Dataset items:

--- begin ---

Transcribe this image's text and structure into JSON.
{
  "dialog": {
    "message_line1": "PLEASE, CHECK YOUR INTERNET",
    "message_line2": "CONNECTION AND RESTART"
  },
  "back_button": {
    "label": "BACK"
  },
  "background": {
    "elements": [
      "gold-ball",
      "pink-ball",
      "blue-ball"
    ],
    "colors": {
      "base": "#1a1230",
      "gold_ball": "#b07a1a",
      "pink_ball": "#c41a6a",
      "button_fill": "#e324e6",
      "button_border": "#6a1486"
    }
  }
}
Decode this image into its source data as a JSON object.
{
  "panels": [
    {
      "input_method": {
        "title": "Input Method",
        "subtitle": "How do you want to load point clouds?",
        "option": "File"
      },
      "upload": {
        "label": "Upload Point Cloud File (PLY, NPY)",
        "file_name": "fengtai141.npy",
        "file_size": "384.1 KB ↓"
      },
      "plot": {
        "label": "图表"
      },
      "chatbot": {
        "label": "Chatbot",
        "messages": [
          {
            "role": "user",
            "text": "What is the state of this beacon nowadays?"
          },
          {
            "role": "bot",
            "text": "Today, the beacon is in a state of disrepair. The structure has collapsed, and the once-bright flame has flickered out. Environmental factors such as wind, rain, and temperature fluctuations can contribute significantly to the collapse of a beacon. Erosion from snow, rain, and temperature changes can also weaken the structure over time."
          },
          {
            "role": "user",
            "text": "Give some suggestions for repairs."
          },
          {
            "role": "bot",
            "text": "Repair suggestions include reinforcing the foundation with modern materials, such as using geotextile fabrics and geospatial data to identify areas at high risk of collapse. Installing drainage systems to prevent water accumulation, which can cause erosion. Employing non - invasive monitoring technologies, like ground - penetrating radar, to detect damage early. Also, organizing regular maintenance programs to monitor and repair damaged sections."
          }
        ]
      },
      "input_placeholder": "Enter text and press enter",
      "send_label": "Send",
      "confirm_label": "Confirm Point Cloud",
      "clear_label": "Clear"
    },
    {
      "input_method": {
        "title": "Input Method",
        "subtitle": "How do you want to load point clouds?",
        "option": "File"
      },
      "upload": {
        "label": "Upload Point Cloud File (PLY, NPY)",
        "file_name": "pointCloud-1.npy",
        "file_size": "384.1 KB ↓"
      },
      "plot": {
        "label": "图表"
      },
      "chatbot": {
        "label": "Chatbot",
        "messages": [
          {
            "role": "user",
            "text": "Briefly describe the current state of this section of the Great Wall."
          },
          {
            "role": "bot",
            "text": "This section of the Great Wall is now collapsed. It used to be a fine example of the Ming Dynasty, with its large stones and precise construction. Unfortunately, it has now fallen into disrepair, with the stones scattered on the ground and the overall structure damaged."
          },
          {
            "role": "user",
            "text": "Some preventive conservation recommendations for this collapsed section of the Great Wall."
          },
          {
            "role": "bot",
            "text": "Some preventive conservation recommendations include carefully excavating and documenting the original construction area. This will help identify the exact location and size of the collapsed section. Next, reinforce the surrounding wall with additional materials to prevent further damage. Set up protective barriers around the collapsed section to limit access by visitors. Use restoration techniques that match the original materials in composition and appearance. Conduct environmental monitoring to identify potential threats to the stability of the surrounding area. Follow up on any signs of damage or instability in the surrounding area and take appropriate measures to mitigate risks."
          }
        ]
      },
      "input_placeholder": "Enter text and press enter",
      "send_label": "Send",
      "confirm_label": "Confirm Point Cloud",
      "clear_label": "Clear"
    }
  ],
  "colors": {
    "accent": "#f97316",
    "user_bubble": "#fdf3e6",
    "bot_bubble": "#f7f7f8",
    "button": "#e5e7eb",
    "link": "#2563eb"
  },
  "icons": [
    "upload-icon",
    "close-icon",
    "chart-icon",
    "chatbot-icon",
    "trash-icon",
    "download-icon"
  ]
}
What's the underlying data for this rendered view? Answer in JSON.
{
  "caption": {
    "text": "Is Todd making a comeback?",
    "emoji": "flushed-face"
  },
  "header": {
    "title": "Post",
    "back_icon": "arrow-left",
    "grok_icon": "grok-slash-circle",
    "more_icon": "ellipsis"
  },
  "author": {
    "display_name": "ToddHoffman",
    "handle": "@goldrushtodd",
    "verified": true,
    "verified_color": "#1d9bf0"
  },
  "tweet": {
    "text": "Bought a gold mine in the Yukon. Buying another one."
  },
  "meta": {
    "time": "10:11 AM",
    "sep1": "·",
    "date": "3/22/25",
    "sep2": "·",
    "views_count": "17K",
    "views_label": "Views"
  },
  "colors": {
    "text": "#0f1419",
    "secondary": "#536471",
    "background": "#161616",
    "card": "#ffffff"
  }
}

--- end ---

Short exercise -
List all lines in the material containing the string "conservation".

Exercise output -
            "text": "Some preventive conservation recommendations for this collapsed section of the Great Wall."
            "text": "Some preventive conservation recommendations include carefully excavating and documenting the original construction area. This will help identify the exact location and size of the collapsed section. Next, reinforce the surrounding wall with additional materials to prevent further damage. Set up protective barriers around the collapsed section to limit access by visitors. Use restoration techniques that match the original materials in composition and appearance. Conduct environmental monitoring to identify potential threats to the stability of the surrounding area. Follow up on any signs of damage or instability in the surrounding area and take appropriate measures to mitigate risks."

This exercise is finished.